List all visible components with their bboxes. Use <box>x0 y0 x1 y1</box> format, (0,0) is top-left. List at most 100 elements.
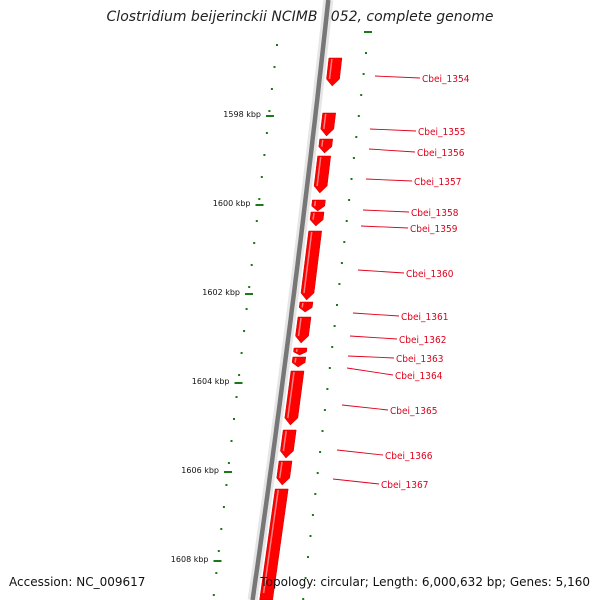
gene-leader-line <box>369 128 417 132</box>
guide-dot <box>302 598 305 600</box>
minor-tick <box>248 286 251 288</box>
minor-tick <box>215 572 218 574</box>
gene-arrow-highlight <box>262 489 279 594</box>
gene-arrow <box>280 429 297 459</box>
kbp-tick-label: 1604 kbp <box>192 377 230 386</box>
guide-dot <box>343 241 346 243</box>
minor-tick <box>235 396 238 398</box>
gene-labels: Cbei_1354 Cbei_1355 Cbei_1356 Cbei_1357 Cbei… <box>332 74 470 491</box>
guide-dot <box>314 493 317 495</box>
minor-tick <box>245 308 248 310</box>
gene-arrow <box>295 316 312 344</box>
gene-label: Cbei_1365 <box>390 406 437 417</box>
gene-arrow-highlight <box>282 430 287 452</box>
guide-dot <box>357 115 360 117</box>
kbp-minor-ticks <box>212 44 278 596</box>
gene-arrow-highlight <box>301 302 304 308</box>
minor-tick <box>240 352 243 354</box>
kbp-ticks: 1598 kbp 1600 kbp 1602 kbp 1604 kbp 1606 kbp… <box>171 110 274 564</box>
gene-arrow-highlight <box>297 317 302 337</box>
guide-dot <box>352 157 355 159</box>
guide-dot <box>323 409 326 411</box>
minor-tick <box>253 242 256 244</box>
gene-arrow-highlight <box>323 113 327 130</box>
gene-arrow <box>309 211 325 227</box>
guide-dot <box>307 556 309 558</box>
gene-arrow <box>276 460 293 486</box>
gene-guide-dots <box>302 31 372 600</box>
gene-arrow-highlight <box>321 139 324 147</box>
gene-arrow-highlight <box>278 461 283 479</box>
minor-tick <box>220 528 223 530</box>
guide-dot <box>321 430 324 432</box>
gene-arrow <box>291 356 307 368</box>
guide-dot <box>309 535 312 537</box>
guide-dot <box>331 346 334 348</box>
guide-dot <box>340 262 343 264</box>
gene-label: Cbei_1354 <box>422 74 470 85</box>
guide-dot <box>345 220 348 222</box>
genome-backbone <box>247 0 334 600</box>
kbp-tick-label: 1606 kbp <box>181 466 219 475</box>
gene-leader-line <box>346 367 394 376</box>
gene-label: Cbei_1361 <box>401 312 448 323</box>
minor-tick <box>276 44 278 46</box>
guide-dot <box>365 52 367 54</box>
gene-arrow <box>326 57 343 87</box>
guide-dot <box>336 304 338 306</box>
gene-leader-line <box>336 449 384 456</box>
guide-dot <box>328 367 331 369</box>
minor-tick <box>227 462 230 464</box>
guide-dot <box>333 325 336 327</box>
gene-arrow-highlight <box>287 371 295 419</box>
gene-leader-line <box>341 404 389 411</box>
genome-summary: Topology: circular; Length: 6,000,632 bp… <box>260 575 590 589</box>
gene-arrow-highlight <box>313 200 317 207</box>
gene-arrow-highlight <box>316 156 322 187</box>
gene-features <box>259 57 343 600</box>
minor-tick <box>270 88 273 90</box>
minor-tick <box>258 198 261 200</box>
gene-arrow <box>318 138 333 154</box>
gene-label: Cbei_1367 <box>381 480 428 491</box>
gene-leader-line <box>365 178 413 182</box>
kbp-tick-label: 1598 kbp <box>223 110 261 119</box>
gene-arrow <box>284 370 305 426</box>
gene-leader-line <box>349 335 398 340</box>
guide-dot <box>350 178 353 180</box>
gene-arrow-highlight <box>312 212 315 220</box>
backbone-line <box>250 0 331 600</box>
minor-tick <box>263 154 266 156</box>
gene-arrow-highlight <box>294 357 297 363</box>
guide-dot <box>326 388 329 390</box>
minor-tick <box>233 418 235 420</box>
accession-label: Accession: NC_009617 <box>9 575 146 589</box>
guide-dot <box>360 94 363 96</box>
map-title: Clostridium beijerinckii NCIMB 8052, com… <box>106 9 494 25</box>
gene-label: Cbei_1364 <box>395 371 443 382</box>
gene-leader-line <box>360 225 409 229</box>
guide-dot <box>338 283 341 285</box>
minor-tick <box>250 264 253 266</box>
gene-leader-line <box>332 478 380 485</box>
gene-arrow <box>298 301 314 313</box>
minor-tick <box>265 132 268 134</box>
minor-tick <box>238 374 241 376</box>
guide-dot <box>348 199 351 201</box>
minor-tick <box>255 220 258 222</box>
kbp-tick-label: 1602 kbp <box>202 288 240 297</box>
gene-arrow-highlight <box>295 348 298 352</box>
gene-label: Cbei_1362 <box>399 335 446 346</box>
gene-arrow <box>293 347 308 356</box>
gene-leader-line <box>352 312 400 317</box>
gene-label: Cbei_1357 <box>414 177 461 188</box>
gene-leader-line <box>347 355 395 359</box>
minor-tick <box>268 110 271 112</box>
minor-tick <box>260 176 263 178</box>
gene-label: Cbei_1358 <box>411 208 459 219</box>
gene-leader-line <box>362 209 410 213</box>
minor-tick <box>217 550 220 552</box>
gene-label: Cbei_1355 <box>418 127 465 138</box>
gene-leader-line <box>368 148 416 153</box>
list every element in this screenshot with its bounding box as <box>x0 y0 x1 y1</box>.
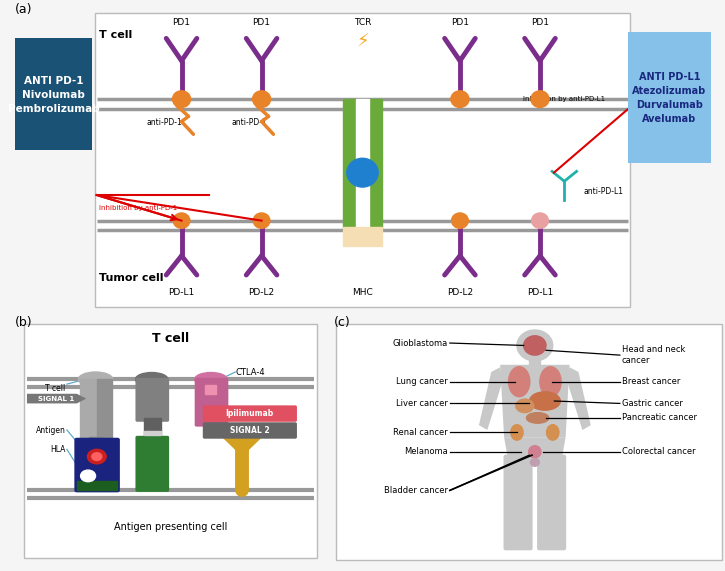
Bar <box>204 385 216 394</box>
FancyBboxPatch shape <box>537 455 566 550</box>
Circle shape <box>517 330 552 361</box>
Polygon shape <box>500 365 570 437</box>
Text: PD1: PD1 <box>451 18 469 27</box>
Text: T cell
receptor: T cell receptor <box>33 384 66 404</box>
FancyBboxPatch shape <box>195 378 228 427</box>
Ellipse shape <box>78 372 112 387</box>
Text: Inhibition by anti-PD-1: Inhibition by anti-PD-1 <box>99 205 178 211</box>
Text: PD-L1: PD-L1 <box>168 288 195 297</box>
Ellipse shape <box>347 158 378 187</box>
Text: Pancreatic cancer: Pancreatic cancer <box>621 413 697 423</box>
Circle shape <box>531 91 549 107</box>
Text: PD-L2: PD-L2 <box>249 288 275 297</box>
Text: Antigen presenting cell: Antigen presenting cell <box>114 522 227 532</box>
Ellipse shape <box>511 425 523 440</box>
Text: TCR: TCR <box>354 18 371 27</box>
Text: HLA: HLA <box>50 445 66 454</box>
Bar <box>343 227 382 246</box>
Bar <box>356 99 369 230</box>
Text: Bladder cancer: Bladder cancer <box>384 486 448 495</box>
Text: PD-L2: PD-L2 <box>447 288 473 297</box>
Polygon shape <box>27 394 86 404</box>
Ellipse shape <box>136 372 168 386</box>
FancyBboxPatch shape <box>203 423 297 439</box>
Circle shape <box>252 91 270 107</box>
Text: PD-L1: PD-L1 <box>527 288 553 297</box>
Circle shape <box>451 91 469 107</box>
Circle shape <box>523 336 546 355</box>
Text: CTLA-4: CTLA-4 <box>236 368 265 376</box>
Text: MHC: MHC <box>352 288 373 297</box>
Ellipse shape <box>195 372 227 386</box>
Bar <box>94 13 631 307</box>
FancyBboxPatch shape <box>75 438 120 492</box>
Text: ANTI PD-L1
Atezolizumab
Durvalumab
Avelumab: ANTI PD-L1 Atezolizumab Durvalumab Avelu… <box>632 72 707 124</box>
FancyBboxPatch shape <box>504 455 533 550</box>
Ellipse shape <box>526 413 549 423</box>
Bar <box>343 99 356 230</box>
Text: (c): (c) <box>334 316 350 329</box>
Polygon shape <box>504 437 566 459</box>
FancyBboxPatch shape <box>136 436 169 492</box>
FancyBboxPatch shape <box>14 38 93 150</box>
Text: Glioblastoma: Glioblastoma <box>393 339 448 348</box>
Text: Gastric cancer: Gastric cancer <box>621 399 682 408</box>
Text: Melanoma: Melanoma <box>405 447 448 456</box>
Circle shape <box>173 213 190 228</box>
Ellipse shape <box>508 367 530 397</box>
Text: ANTI PD-1
Nivolumab
Pembrolizumab: ANTI PD-1 Nivolumab Pembrolizumab <box>7 75 99 114</box>
Ellipse shape <box>547 425 559 440</box>
Circle shape <box>92 453 102 460</box>
Text: anti-PD-L1: anti-PD-L1 <box>583 187 623 196</box>
Ellipse shape <box>515 399 534 413</box>
Bar <box>144 431 161 435</box>
Bar <box>89 437 103 444</box>
Text: Breast cancer: Breast cancer <box>621 377 680 386</box>
Bar <box>144 418 161 440</box>
Circle shape <box>531 459 539 467</box>
Polygon shape <box>567 367 591 430</box>
Text: ⚡: ⚡ <box>356 33 369 51</box>
Circle shape <box>531 213 548 228</box>
Text: Antigen: Antigen <box>36 425 66 435</box>
Text: PD1: PD1 <box>173 18 191 27</box>
Circle shape <box>173 91 191 107</box>
Bar <box>80 379 96 440</box>
Text: Tumor cell: Tumor cell <box>99 273 164 283</box>
Text: anti-PD-1: anti-PD-1 <box>231 118 267 127</box>
Text: anti-PD-1: anti-PD-1 <box>146 118 182 127</box>
Text: SIGNAL 2: SIGNAL 2 <box>230 426 270 435</box>
Text: PD1: PD1 <box>252 18 270 27</box>
FancyBboxPatch shape <box>203 405 297 422</box>
FancyBboxPatch shape <box>136 378 169 422</box>
Ellipse shape <box>529 446 541 458</box>
Ellipse shape <box>540 367 561 397</box>
Text: Ipilimumab: Ipilimumab <box>225 409 273 418</box>
Text: Lung cancer: Lung cancer <box>397 377 448 386</box>
Text: Head and neck
cancer: Head and neck cancer <box>621 345 685 365</box>
FancyBboxPatch shape <box>629 32 710 163</box>
Circle shape <box>80 470 96 482</box>
Bar <box>97 379 112 440</box>
Circle shape <box>253 213 270 228</box>
Circle shape <box>88 449 106 464</box>
Text: SIGNAL 1: SIGNAL 1 <box>38 396 75 401</box>
Bar <box>529 344 540 365</box>
Text: Liver cancer: Liver cancer <box>397 399 448 408</box>
Bar <box>77 481 117 490</box>
Text: T cell: T cell <box>99 30 133 40</box>
Text: Renal cancer: Renal cancer <box>394 428 448 437</box>
Text: (b): (b) <box>14 316 32 329</box>
Text: Colorectal cancer: Colorectal cancer <box>621 447 695 456</box>
Text: PD1: PD1 <box>531 18 549 27</box>
Circle shape <box>452 213 468 228</box>
Text: (a): (a) <box>14 3 32 16</box>
Polygon shape <box>479 367 502 430</box>
Bar <box>369 99 382 230</box>
Text: T cell: T cell <box>152 332 189 345</box>
Text: Inhibition by anti-PD-L1: Inhibition by anti-PD-L1 <box>523 96 605 102</box>
Ellipse shape <box>529 392 560 410</box>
....................
Using the material above, gather every line that includes "Head".

Text: Head and neck
cancer: Head and neck cancer <box>621 345 685 365</box>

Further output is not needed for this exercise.